EXERCISE DETAILS » The exercise asks for every line of the data to be reproduced exactly.

RAW RECORDS »
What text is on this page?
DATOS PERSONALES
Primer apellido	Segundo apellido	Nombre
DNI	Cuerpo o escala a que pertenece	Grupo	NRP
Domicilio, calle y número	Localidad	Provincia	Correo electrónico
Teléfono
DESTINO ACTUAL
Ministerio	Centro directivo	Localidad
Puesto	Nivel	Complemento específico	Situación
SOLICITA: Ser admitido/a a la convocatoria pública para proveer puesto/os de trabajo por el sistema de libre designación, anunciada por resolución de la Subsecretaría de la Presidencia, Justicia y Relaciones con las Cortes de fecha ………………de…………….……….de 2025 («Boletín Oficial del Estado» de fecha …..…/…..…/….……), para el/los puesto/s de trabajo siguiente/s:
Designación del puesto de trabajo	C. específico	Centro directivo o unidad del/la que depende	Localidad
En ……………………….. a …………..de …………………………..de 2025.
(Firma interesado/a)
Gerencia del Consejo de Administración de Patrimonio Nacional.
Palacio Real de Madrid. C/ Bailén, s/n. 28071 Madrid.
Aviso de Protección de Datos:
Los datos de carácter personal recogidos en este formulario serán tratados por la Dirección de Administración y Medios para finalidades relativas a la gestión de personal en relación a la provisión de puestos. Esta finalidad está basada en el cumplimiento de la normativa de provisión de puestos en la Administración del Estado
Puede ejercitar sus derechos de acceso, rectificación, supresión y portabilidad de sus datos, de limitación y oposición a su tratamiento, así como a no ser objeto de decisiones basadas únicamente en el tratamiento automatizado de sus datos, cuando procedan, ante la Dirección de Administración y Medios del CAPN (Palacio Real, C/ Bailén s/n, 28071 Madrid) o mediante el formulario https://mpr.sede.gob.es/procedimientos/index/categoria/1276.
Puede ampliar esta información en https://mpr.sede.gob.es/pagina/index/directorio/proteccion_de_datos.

TASK OUTPUT »
What text is on this page?
DATOS PERSONALES
Primer apellido	Segundo apellido	Nombre
DNI	Cuerpo o escala a que pertenece	Grupo	NRP
Domicilio, calle y número	Localidad	Provincia	Correo electrónico
Teléfono
DESTINO ACTUAL
Ministerio	Centro directivo	Localidad
Puesto	Nivel	Complemento específico	Situación
SOLICITA: Ser admitido/a a la convocatoria pública para proveer puesto/os de trabajo por el sistema de libre designación, anunciada por resolución de la Subsecretaría de la Presidencia, Justicia y Relaciones con las Cortes de fecha ………………de…………….……….de 2025 («Boletín Oficial del Estado» de fecha …..…/…..…/….……), para el/los puesto/s de trabajo siguiente/s:
Designación del puesto de trabajo	C. específico	Centro directivo o unidad del/la que depende	Localidad
En ……………………….. a …………..de …………………………..de 2025.
(Firma interesado/a)
Gerencia del Consejo de Administración de Patrimonio Nacional.
Palacio Real de Madrid. C/ Bailén, s/n. 28071 Madrid.
Aviso de Protección de Datos:
Los datos de carácter personal recogidos en este formulario serán tratados por la Dirección de Administración y Medios para finalidades relativas a la gestión de personal en relación a la provisión de puestos. Esta finalidad está basada en el cumplimiento de la normativa de provisión de puestos en la Administración del Estado
Puede ejercitar sus derechos de acceso, rectificación, supresión y portabilidad de sus datos, de limitación y oposición a su tratamiento, así como a no ser objeto de decisiones basadas únicamente en el tratamiento automatizado de sus datos, cuando procedan, ante la Dirección de Administración y Medios del CAPN (Palacio Real, C/ Bailén s/n, 28071 Madrid) o mediante el formulario https://mpr.sede.gob.es/procedimientos/index/categoria/1276.
Puede ampliar esta información en https://mpr.sede.gob.es/pagina/index/directorio/proteccion_de_datos.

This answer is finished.